◆ **Instructions to follow**
All entries are to be quoted exactly; the images stay out of the copy.

+--

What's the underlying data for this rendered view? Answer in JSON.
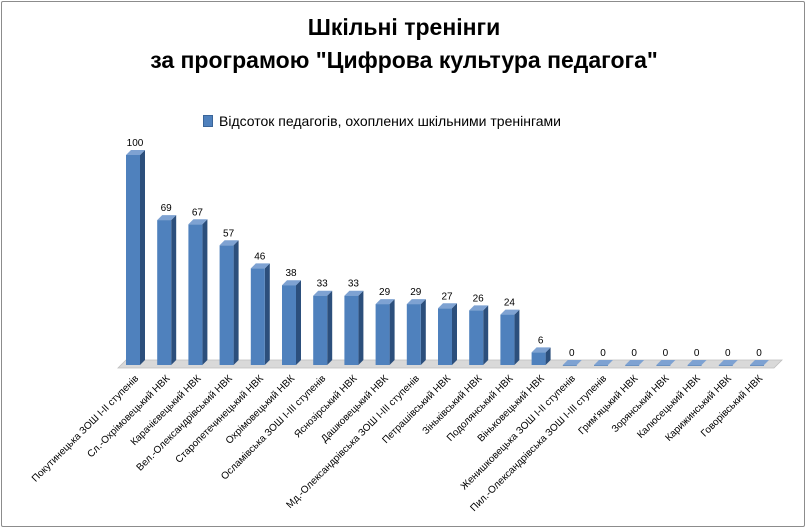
{
  "chart_data": {
    "type": "bar",
    "title_line1": "Шкільні тренінги",
    "title_line2": "за програмою \"Цифрова культура педагога\"",
    "legend": [
      "Відсоток педагогів, охоплених шкільними тренінгами"
    ],
    "legend_position": "top",
    "grid": false,
    "three_d": true,
    "colors": {
      "bar_front": "#4f81bd",
      "bar_side": "#2c4f7c",
      "bar_top": "#7ea2d2",
      "floor": "#d9d9d9"
    },
    "categories": [
      "Покутинецька ЗОШ І-ІІ ступенів",
      "Сл.-Охрімовецький НВК",
      "Карачієвецький НВК",
      "Вел.-Олександрівський НВК",
      "Старопетечинецький НВК",
      "Охрімовецький НВК",
      "Осламівська ЗОШ І-ІІІ ступенів",
      "Яснозірський НВК",
      "Дашковецький НВК",
      "Мд.-Олександрівська ЗОШ І-ІІІ ступенів",
      "Петрашівський НВК",
      "Зіньківський НВК",
      "Подолянський НВК",
      "Віньковецький НВК",
      "Женишковецька ЗОШ І-ІІ ступенів",
      "Пил.-Олександрівська ЗОШ І-ІІІ ступенів",
      "Грим'яцький НВК",
      "Зорянський НВК",
      "Калюсецький НВК",
      "Карижинський НВК",
      "Говорівський НВК"
    ],
    "series": [
      {
        "name": "Відсоток педагогів, охоплених шкільними тренінгами",
        "values": [
          100,
          69,
          67,
          57,
          46,
          38,
          33,
          33,
          29,
          29,
          27,
          26,
          24,
          6,
          0,
          0,
          0,
          0,
          0,
          0,
          0
        ]
      }
    ],
    "ylim": [
      0,
      100
    ]
  }
}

+--

◆ **Output of the task**
What's the underlying data for this rendered view? Answer in JSON.
{
  "chart_data": {
    "type": "bar",
    "title_line1": "Шкільні тренінги",
    "title_line2": "за програмою \"Цифрова культура педагога\"",
    "legend": [
      "Відсоток педагогів, охоплених шкільними тренінгами"
    ],
    "legend_position": "top",
    "grid": false,
    "three_d": true,
    "colors": {
      "bar_front": "#4f81bd",
      "bar_side": "#2c4f7c",
      "bar_top": "#7ea2d2",
      "floor": "#d9d9d9"
    },
    "categories": [
      "Покутинецька ЗОШ І-ІІ ступенів",
      "Сл.-Охрімовецький НВК",
      "Карачієвецький НВК",
      "Вел.-Олександрівський НВК",
      "Старопетечинецький НВК",
      "Охрімовецький НВК",
      "Осламівська ЗОШ І-ІІІ ступенів",
      "Яснозірський НВК",
      "Дашковецький НВК",
      "Мд.-Олександрівська ЗОШ І-ІІІ ступенів",
      "Петрашівський НВК",
      "Зіньківський НВК",
      "Подолянський НВК",
      "Віньковецький НВК",
      "Женишковецька ЗОШ І-ІІ ступенів",
      "Пил.-Олександрівська ЗОШ І-ІІІ ступенів",
      "Грим'яцький НВК",
      "Зорянський НВК",
      "Калюсецький НВК",
      "Карижинський НВК",
      "Говорівський НВК"
    ],
    "series": [
      {
        "name": "Відсоток педагогів, охоплених шкільними тренінгами",
        "values": [
          100,
          69,
          67,
          57,
          46,
          38,
          33,
          33,
          29,
          29,
          27,
          26,
          24,
          6,
          0,
          0,
          0,
          0,
          0,
          0,
          0
        ]
      }
    ],
    "ylim": [
      0,
      100
    ]
  }
}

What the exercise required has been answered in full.